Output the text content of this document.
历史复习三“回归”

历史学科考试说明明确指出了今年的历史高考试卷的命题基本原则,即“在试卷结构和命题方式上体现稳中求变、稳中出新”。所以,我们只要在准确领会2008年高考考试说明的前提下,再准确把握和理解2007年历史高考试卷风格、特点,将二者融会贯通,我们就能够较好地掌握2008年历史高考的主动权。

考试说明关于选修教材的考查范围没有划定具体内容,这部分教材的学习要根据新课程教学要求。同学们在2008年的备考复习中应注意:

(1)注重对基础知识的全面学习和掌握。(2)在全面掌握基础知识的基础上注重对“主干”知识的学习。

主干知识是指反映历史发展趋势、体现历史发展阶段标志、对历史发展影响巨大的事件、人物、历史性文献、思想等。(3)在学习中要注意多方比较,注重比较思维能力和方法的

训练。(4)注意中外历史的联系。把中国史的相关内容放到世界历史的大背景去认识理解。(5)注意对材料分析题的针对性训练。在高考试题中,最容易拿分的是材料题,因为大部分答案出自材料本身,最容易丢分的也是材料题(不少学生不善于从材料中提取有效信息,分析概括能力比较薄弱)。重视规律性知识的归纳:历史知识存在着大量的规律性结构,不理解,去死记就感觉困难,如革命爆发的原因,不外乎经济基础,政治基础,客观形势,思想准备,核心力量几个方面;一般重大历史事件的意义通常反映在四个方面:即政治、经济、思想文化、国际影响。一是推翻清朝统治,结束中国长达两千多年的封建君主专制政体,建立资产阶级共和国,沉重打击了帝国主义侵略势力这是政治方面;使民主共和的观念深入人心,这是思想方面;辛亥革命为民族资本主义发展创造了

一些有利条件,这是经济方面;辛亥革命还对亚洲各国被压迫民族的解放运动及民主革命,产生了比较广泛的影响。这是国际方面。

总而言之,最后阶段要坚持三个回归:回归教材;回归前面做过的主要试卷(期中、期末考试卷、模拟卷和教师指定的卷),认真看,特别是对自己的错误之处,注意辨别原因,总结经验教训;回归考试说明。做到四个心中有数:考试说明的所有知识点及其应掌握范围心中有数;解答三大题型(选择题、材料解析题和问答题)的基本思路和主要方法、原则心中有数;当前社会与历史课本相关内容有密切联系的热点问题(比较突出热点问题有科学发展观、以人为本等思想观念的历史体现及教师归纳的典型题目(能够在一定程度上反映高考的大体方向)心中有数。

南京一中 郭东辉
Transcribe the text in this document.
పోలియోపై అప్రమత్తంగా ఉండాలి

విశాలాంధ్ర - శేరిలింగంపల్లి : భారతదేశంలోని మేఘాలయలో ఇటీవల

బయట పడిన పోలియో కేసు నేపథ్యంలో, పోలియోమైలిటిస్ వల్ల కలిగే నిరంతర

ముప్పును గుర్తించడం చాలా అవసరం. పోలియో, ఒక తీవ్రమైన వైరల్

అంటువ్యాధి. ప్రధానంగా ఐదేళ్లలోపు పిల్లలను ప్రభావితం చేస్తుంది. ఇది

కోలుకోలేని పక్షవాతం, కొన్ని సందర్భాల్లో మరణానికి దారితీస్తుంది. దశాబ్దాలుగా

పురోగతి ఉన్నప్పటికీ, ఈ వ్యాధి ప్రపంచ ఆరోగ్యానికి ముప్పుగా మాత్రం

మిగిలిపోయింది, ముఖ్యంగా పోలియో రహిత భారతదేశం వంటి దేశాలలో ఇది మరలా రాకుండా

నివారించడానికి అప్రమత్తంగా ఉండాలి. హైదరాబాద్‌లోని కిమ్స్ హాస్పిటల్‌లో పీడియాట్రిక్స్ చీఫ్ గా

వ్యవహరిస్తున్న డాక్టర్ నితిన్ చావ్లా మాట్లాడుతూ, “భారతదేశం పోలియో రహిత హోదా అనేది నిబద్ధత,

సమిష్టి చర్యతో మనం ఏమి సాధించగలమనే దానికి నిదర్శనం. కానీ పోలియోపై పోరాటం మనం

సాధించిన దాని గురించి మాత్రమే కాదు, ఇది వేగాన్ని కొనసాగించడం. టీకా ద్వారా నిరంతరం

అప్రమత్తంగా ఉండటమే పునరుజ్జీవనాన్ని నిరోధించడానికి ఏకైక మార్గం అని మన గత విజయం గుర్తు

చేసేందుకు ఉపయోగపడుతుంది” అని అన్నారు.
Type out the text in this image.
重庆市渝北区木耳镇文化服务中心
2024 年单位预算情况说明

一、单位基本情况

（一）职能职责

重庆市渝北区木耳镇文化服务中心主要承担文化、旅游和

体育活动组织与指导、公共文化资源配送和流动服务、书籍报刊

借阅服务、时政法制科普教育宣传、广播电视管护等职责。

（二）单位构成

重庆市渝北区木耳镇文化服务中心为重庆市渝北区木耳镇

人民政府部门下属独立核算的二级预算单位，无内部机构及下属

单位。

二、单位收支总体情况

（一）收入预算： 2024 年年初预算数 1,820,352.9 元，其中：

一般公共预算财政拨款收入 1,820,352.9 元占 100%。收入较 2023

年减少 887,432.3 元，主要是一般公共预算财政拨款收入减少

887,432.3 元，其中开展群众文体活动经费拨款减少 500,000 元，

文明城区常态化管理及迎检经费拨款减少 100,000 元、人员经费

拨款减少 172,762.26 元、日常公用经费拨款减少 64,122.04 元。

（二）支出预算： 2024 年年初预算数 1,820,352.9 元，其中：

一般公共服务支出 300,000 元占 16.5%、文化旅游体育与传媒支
★ ★ ★ ★ ★
** Given request **
The answer consists only of the lines from the one containing "Type out the text in this image." to the end of the records, each written out exactly.

** Result of the task **
Type out the text in this image.
重庆市渝北区木耳镇文化服务中心
2024 年单位预算情况说明

一、单位基本情况

（一）职能职责

重庆市渝北区木耳镇文化服务中心主要承担文化、旅游和

体育活动组织与指导、公共文化资源配送和流动服务、书籍报刊

借阅服务、时政法制科普教育宣传、广播电视管护等职责。

（二）单位构成

重庆市渝北区木耳镇文化服务中心为重庆市渝北区木耳镇

人民政府部门下属独立核算的二级预算单位，无内部机构及下属

单位。

二、单位收支总体情况

（一）收入预算： 2024 年年初预算数 1,820,352.9 元，其中：

一般公共预算财政拨款收入 1,820,352.9 元占 100%。收入较 2023

年减少 887,432.3 元，主要是一般公共预算财政拨款收入减少

887,432.3 元，其中开展群众文体活动经费拨款减少 500,000 元，

文明城区常态化管理及迎检经费拨款减少 100,000 元、人员经费

拨款减少 172,762.26 元、日常公用经费拨款减少 64,122.04 元。

（二）支出预算： 2024 年年初预算数 1,820,352.9 元，其中：

一般公共服务支出 300,000 元占 16.5%、文化旅游体育与传媒支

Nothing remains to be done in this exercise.